:: What to produce ::
Look through the entries and report how many lines include the word "screenshot". Give the number alone.

:: Task data ::
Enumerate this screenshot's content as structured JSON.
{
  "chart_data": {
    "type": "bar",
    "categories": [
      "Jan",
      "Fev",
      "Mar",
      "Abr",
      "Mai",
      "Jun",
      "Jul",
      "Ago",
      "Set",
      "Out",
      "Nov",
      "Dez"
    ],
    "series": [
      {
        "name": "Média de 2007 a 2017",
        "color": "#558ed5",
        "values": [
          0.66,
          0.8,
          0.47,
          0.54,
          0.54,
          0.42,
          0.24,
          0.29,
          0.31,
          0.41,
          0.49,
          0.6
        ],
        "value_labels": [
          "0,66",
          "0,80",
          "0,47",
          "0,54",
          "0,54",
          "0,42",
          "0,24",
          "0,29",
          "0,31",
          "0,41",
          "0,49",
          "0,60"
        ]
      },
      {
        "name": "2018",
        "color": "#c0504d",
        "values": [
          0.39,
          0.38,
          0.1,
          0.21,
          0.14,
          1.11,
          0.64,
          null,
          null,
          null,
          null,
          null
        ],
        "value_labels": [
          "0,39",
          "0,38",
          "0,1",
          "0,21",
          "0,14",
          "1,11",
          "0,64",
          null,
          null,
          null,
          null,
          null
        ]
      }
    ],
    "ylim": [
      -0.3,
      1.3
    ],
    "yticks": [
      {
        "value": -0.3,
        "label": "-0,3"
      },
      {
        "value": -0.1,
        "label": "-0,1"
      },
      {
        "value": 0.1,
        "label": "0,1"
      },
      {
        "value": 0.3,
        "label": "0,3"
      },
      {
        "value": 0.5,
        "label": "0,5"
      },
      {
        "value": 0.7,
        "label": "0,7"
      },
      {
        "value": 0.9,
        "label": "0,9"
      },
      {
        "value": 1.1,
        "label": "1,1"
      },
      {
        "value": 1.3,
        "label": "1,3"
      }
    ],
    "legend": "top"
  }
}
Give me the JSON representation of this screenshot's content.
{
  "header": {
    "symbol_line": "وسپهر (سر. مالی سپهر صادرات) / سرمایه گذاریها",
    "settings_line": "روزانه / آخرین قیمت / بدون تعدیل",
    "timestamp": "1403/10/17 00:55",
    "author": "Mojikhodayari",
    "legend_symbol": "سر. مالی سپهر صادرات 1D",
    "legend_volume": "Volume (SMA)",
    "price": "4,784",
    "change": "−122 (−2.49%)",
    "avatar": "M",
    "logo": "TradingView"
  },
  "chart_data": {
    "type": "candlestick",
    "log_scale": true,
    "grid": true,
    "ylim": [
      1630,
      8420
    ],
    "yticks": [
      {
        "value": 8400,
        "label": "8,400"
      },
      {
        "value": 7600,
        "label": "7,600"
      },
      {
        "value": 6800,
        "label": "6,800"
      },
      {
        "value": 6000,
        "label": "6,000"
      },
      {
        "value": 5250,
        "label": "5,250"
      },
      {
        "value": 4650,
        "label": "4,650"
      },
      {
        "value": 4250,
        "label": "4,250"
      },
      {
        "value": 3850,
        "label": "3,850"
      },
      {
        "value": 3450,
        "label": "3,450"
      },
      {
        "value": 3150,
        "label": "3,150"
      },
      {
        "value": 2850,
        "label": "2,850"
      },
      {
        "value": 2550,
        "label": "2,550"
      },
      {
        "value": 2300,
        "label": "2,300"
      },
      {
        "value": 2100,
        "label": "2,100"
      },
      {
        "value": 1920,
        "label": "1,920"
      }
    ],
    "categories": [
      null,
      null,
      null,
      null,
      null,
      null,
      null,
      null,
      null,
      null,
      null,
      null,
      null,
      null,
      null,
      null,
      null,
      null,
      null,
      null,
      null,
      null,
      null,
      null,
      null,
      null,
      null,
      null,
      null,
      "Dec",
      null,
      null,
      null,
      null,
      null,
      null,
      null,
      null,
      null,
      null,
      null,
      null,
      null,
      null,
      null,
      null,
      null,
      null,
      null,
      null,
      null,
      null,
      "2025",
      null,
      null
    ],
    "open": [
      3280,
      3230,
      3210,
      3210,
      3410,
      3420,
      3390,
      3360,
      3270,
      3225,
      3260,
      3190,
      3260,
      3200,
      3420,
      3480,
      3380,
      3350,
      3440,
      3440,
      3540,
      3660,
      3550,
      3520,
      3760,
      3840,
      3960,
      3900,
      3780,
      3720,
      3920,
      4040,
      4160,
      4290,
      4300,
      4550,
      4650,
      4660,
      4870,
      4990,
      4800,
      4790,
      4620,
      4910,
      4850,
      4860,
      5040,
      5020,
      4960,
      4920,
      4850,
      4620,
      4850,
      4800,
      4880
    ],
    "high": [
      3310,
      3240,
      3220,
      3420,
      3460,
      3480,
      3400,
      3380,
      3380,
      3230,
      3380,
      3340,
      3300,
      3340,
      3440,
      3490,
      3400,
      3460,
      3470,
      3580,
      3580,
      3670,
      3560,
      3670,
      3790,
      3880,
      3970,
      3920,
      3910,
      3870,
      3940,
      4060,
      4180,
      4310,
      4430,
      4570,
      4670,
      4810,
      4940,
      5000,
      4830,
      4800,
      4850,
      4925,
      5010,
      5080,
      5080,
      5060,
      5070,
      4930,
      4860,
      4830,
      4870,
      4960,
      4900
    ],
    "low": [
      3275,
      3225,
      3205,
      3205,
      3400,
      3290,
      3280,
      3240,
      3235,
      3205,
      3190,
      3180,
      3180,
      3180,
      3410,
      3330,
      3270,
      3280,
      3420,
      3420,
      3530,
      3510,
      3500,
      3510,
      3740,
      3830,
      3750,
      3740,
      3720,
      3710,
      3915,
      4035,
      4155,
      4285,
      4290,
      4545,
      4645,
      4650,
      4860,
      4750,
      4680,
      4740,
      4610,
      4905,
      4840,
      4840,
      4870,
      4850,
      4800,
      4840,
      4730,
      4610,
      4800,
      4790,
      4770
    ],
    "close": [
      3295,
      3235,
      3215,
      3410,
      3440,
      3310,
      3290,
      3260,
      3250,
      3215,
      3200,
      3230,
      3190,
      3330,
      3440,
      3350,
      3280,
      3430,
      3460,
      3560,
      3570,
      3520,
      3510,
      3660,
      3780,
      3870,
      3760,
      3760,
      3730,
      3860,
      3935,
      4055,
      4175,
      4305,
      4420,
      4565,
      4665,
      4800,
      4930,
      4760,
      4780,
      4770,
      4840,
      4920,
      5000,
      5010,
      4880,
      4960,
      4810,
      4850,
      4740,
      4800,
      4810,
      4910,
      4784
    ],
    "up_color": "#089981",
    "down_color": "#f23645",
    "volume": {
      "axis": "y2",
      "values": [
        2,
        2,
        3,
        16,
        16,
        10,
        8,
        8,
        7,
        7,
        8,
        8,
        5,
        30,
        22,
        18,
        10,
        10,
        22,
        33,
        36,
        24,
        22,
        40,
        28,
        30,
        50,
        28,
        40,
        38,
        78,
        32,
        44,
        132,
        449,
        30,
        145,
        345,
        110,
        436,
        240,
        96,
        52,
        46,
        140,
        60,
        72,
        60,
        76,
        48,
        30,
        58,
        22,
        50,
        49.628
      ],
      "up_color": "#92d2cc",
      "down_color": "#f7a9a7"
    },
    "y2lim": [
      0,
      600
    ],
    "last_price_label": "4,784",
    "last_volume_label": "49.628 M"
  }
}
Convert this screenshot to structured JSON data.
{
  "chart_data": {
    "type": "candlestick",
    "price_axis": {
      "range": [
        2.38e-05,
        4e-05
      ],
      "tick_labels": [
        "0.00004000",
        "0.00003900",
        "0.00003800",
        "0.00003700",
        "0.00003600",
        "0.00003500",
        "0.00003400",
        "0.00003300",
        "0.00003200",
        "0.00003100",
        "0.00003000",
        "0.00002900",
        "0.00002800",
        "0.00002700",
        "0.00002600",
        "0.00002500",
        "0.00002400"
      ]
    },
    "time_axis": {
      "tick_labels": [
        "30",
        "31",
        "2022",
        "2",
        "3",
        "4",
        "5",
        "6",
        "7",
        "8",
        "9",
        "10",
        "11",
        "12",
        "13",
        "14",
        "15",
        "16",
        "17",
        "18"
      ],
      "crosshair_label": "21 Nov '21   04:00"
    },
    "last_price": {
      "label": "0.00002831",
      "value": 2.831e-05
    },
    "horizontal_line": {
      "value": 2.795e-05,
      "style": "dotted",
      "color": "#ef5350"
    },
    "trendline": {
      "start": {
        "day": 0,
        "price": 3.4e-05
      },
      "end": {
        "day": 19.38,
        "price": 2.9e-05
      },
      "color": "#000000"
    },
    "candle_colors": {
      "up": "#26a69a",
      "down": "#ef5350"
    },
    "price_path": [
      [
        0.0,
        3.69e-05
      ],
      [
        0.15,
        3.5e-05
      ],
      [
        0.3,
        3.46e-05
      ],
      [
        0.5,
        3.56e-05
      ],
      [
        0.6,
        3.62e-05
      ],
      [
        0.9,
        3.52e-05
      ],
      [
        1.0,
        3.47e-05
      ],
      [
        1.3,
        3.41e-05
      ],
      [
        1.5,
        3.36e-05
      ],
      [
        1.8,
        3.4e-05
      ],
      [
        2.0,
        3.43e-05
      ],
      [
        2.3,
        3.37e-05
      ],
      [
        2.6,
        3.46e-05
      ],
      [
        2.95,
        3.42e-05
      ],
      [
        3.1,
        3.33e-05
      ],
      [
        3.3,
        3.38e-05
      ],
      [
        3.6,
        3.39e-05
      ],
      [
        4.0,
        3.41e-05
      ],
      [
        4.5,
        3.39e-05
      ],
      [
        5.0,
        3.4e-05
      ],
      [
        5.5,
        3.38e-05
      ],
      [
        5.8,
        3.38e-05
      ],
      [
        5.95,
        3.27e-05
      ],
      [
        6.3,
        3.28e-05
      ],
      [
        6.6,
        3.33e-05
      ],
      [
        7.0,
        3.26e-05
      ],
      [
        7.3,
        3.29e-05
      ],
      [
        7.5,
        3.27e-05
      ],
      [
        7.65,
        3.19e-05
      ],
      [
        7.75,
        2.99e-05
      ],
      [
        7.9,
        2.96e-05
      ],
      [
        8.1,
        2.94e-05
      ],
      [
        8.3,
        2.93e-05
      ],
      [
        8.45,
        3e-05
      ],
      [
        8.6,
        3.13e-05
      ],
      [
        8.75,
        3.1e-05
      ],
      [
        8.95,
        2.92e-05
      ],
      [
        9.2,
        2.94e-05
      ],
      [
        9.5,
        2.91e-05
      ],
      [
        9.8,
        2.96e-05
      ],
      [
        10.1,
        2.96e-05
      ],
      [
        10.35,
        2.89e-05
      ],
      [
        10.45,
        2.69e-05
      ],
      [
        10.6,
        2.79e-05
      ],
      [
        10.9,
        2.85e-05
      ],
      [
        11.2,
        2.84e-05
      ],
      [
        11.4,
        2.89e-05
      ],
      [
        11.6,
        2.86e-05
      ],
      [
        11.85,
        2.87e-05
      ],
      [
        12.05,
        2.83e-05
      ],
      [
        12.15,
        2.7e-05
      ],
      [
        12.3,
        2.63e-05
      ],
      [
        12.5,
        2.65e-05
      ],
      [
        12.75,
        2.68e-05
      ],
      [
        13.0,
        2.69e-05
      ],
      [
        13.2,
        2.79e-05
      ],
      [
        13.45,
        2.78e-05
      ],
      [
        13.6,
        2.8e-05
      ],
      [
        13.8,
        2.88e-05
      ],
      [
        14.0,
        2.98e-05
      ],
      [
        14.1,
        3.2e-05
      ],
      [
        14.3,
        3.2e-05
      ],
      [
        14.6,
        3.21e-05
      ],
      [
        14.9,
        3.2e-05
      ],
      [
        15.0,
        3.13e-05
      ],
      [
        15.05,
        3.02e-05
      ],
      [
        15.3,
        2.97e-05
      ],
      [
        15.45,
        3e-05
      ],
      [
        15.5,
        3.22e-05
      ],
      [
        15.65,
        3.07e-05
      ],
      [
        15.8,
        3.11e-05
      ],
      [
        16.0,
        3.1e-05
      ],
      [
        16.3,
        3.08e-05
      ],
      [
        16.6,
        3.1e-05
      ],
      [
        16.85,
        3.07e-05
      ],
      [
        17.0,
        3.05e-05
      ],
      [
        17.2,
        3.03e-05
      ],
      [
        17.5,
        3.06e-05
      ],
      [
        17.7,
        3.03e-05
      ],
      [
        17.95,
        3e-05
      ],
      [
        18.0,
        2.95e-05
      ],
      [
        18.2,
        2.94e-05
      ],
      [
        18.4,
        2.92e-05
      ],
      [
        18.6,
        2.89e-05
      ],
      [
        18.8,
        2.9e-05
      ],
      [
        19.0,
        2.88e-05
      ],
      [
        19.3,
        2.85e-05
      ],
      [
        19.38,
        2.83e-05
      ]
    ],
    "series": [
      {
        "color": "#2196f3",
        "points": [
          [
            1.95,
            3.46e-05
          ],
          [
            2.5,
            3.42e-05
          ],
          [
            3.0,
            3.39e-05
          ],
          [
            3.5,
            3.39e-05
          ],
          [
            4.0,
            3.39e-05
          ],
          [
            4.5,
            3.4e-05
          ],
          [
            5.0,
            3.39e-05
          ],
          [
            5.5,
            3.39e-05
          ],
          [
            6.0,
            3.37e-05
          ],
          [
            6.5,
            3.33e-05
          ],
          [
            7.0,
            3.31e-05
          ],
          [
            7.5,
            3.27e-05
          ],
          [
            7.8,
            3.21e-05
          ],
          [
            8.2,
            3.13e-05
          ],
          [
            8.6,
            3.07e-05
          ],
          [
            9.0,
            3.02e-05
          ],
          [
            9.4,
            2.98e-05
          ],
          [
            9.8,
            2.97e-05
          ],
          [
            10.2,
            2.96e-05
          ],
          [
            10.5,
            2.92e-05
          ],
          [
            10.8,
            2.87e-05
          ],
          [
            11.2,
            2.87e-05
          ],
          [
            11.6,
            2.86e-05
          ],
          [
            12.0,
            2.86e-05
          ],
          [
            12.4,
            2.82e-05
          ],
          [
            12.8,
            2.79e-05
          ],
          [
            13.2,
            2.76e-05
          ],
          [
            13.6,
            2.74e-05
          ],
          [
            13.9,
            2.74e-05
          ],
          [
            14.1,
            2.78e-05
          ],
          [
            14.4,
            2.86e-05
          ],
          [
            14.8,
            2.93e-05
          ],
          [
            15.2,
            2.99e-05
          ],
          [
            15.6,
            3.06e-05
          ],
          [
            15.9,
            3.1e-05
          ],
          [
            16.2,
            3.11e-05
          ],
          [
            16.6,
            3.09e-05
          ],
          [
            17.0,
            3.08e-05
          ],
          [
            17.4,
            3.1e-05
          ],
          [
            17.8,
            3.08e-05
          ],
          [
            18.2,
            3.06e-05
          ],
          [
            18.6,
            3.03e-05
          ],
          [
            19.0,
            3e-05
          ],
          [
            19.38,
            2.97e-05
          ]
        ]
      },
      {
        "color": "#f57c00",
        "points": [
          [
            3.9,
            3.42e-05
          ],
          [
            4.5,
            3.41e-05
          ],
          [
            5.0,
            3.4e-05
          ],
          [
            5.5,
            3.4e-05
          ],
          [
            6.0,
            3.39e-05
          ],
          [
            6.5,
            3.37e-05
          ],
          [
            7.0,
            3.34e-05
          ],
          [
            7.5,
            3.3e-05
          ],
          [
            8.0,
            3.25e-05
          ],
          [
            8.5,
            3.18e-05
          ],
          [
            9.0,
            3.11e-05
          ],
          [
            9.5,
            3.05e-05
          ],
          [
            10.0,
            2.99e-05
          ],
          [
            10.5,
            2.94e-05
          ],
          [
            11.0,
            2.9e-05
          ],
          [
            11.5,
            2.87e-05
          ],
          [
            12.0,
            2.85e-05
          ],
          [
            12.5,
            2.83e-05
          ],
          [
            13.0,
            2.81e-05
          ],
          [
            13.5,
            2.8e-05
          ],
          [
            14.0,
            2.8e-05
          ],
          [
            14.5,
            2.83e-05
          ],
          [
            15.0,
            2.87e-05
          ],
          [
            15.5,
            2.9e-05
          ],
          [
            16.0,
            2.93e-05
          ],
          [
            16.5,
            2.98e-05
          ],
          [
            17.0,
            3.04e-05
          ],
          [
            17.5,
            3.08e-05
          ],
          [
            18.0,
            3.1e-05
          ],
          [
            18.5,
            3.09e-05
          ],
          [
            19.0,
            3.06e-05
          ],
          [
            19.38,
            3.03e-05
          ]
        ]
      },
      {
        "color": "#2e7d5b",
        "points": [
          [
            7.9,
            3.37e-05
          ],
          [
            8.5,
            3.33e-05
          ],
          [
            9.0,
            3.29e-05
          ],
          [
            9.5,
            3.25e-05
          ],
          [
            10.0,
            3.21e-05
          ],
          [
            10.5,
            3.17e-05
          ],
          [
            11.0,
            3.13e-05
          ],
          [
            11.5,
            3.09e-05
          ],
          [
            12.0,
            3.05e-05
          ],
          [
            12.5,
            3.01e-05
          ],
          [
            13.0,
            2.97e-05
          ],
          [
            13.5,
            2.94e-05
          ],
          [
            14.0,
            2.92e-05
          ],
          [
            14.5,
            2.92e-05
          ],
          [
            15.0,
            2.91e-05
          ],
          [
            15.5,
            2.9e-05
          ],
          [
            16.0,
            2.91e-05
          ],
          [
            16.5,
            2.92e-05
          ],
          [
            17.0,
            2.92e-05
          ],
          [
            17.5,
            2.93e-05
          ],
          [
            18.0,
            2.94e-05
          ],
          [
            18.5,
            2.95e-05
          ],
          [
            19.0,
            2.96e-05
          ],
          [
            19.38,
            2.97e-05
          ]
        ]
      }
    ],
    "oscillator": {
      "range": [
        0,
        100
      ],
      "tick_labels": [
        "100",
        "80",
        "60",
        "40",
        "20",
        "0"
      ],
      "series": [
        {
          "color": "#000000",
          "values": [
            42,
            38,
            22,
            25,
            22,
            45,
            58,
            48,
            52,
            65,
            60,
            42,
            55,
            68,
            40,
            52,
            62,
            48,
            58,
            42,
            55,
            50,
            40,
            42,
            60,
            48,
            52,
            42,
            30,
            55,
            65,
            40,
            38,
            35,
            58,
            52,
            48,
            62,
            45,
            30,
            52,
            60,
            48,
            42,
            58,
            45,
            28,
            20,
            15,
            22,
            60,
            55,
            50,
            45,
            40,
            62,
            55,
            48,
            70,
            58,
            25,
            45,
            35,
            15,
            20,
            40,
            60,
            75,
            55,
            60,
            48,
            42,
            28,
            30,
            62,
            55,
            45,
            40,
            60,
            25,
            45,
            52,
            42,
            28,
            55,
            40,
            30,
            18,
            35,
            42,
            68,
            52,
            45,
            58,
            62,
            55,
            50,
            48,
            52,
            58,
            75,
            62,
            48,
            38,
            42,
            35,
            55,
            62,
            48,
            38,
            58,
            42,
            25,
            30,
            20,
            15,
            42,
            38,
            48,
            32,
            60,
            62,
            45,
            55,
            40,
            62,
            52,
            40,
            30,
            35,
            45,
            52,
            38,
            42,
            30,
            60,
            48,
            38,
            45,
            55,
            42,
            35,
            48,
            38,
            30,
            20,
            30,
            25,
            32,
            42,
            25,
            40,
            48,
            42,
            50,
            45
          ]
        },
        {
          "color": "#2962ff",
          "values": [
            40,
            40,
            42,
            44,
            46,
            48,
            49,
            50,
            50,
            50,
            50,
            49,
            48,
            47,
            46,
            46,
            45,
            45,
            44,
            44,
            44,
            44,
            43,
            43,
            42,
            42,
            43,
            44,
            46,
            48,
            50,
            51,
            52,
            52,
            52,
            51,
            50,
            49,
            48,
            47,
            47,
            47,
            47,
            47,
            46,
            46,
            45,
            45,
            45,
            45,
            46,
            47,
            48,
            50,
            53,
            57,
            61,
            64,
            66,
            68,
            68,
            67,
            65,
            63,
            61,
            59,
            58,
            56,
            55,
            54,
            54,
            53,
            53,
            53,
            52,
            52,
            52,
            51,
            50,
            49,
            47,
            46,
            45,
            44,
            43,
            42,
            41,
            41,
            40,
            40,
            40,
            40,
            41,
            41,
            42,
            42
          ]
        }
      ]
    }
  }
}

:: Answer in full ::
3